Your goal: Write out every line of the material exactly as it appears.

Data supplied:

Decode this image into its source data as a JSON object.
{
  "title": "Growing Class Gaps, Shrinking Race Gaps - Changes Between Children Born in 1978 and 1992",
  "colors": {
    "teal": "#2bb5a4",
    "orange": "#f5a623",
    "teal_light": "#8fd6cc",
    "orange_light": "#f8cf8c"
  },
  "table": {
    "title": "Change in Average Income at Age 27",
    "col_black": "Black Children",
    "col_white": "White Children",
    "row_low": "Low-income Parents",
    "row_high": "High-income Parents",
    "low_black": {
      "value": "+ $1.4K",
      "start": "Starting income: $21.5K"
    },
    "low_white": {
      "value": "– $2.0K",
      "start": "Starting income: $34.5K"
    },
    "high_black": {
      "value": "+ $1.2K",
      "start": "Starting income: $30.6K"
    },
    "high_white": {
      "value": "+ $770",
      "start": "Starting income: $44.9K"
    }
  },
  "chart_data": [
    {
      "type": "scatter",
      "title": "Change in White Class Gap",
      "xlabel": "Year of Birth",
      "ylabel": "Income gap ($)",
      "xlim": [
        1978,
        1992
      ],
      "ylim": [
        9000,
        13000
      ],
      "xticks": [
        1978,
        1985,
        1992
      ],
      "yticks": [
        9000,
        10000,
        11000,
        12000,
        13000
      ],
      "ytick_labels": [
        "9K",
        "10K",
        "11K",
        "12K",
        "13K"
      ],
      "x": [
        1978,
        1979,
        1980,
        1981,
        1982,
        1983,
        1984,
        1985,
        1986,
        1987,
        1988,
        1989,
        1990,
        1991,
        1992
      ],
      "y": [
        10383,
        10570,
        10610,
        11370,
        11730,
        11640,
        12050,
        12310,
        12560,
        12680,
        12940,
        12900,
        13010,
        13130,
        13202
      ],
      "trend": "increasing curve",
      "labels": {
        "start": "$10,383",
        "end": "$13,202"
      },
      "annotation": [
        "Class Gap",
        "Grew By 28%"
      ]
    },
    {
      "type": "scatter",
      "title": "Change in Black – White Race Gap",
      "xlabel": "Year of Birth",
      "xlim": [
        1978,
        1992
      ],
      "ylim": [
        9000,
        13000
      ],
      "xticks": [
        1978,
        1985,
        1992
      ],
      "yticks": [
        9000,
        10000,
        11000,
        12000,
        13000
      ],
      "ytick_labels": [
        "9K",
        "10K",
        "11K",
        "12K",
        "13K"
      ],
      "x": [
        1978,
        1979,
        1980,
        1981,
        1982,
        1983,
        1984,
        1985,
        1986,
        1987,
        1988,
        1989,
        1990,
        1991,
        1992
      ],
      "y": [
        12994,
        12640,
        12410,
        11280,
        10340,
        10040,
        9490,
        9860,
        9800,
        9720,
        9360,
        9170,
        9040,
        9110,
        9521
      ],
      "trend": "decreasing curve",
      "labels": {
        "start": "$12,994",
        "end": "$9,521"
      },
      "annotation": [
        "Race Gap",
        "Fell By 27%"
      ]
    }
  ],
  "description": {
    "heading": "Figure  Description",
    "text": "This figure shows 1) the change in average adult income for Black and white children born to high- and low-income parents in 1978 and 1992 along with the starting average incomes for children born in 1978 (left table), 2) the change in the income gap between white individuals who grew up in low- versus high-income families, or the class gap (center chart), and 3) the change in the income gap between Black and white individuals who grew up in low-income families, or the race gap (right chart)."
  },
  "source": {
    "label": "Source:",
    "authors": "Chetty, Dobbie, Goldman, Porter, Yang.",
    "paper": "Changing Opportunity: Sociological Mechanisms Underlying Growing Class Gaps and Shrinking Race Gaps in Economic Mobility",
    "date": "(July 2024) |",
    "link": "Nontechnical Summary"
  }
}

Final result:
Decode this image into its source data as a JSON object.
{
  "title": "Growing Class Gaps, Shrinking Race Gaps - Changes Between Children Born in 1978 and 1992",
  "colors": {
    "teal": "#2bb5a4",
    "orange": "#f5a623",
    "teal_light": "#8fd6cc",
    "orange_light": "#f8cf8c"
  },
  "table": {
    "title": "Change in Average Income at Age 27",
    "col_black": "Black Children",
    "col_white": "White Children",
    "row_low": "Low-income Parents",
    "row_high": "High-income Parents",
    "low_black": {
      "value": "+ $1.4K",
      "start": "Starting income: $21.5K"
    },
    "low_white": {
      "value": "– $2.0K",
      "start": "Starting income: $34.5K"
    },
    "high_black": {
      "value": "+ $1.2K",
      "start": "Starting income: $30.6K"
    },
    "high_white": {
      "value": "+ $770",
      "start": "Starting income: $44.9K"
    }
  },
  "chart_data": [
    {
      "type": "scatter",
      "title": "Change in White Class Gap",
      "xlabel": "Year of Birth",
      "ylabel": "Income gap ($)",
      "xlim": [
        1978,
        1992
      ],
      "ylim": [
        9000,
        13000
      ],
      "xticks": [
        1978,
        1985,
        1992
      ],
      "yticks": [
        9000,
        10000,
        11000,
        12000,
        13000
      ],
      "ytick_labels": [
        "9K",
        "10K",
        "11K",
        "12K",
        "13K"
      ],
      "x": [
        1978,
        1979,
        1980,
        1981,
        1982,
        1983,
        1984,
        1985,
        1986,
        1987,
        1988,
        1989,
        1990,
        1991,
        1992
      ],
      "y": [
        10383,
        10570,
        10610,
        11370,
        11730,
        11640,
        12050,
        12310,
        12560,
        12680,
        12940,
        12900,
        13010,
        13130,
        13202
      ],
      "trend": "increasing curve",
      "labels": {
        "start": "$10,383",
        "end": "$13,202"
      },
      "annotation": [
        "Class Gap",
        "Grew By 28%"
      ]
    },
    {
      "type": "scatter",
      "title": "Change in Black – White Race Gap",
      "xlabel": "Year of Birth",
      "xlim": [
        1978,
        1992
      ],
      "ylim": [
        9000,
        13000
      ],
      "xticks": [
        1978,
        1985,
        1992
      ],
      "yticks": [
        9000,
        10000,
        11000,
        12000,
        13000
      ],
      "ytick_labels": [
        "9K",
        "10K",
        "11K",
        "12K",
        "13K"
      ],
      "x": [
        1978,
        1979,
        1980,
        1981,
        1982,
        1983,
        1984,
        1985,
        1986,
        1987,
        1988,
        1989,
        1990,
        1991,
        1992
      ],
      "y": [
        12994,
        12640,
        12410,
        11280,
        10340,
        10040,
        9490,
        9860,
        9800,
        9720,
        9360,
        9170,
        9040,
        9110,
        9521
      ],
      "trend": "decreasing curve",
      "labels": {
        "start": "$12,994",
        "end": "$9,521"
      },
      "annotation": [
        "Race Gap",
        "Fell By 27%"
      ]
    }
  ],
  "description": {
    "heading": "Figure  Description",
    "text": "This figure shows 1) the change in average adult income for Black and white children born to high- and low-income parents in 1978 and 1992 along with the starting average incomes for children born in 1978 (left table), 2) the change in the income gap between white individuals who grew up in low- versus high-income families, or the class gap (center chart), and 3) the change in the income gap between Black and white individuals who grew up in low-income families, or the race gap (right chart)."
  },
  "source": {
    "label": "Source:",
    "authors": "Chetty, Dobbie, Goldman, Porter, Yang.",
    "paper": "Changing Opportunity: Sociological Mechanisms Underlying Growing Class Gaps and Shrinking Race Gaps in Economic Mobility",
    "date": "(July 2024) |",
    "link": "Nontechnical Summary"
  }
}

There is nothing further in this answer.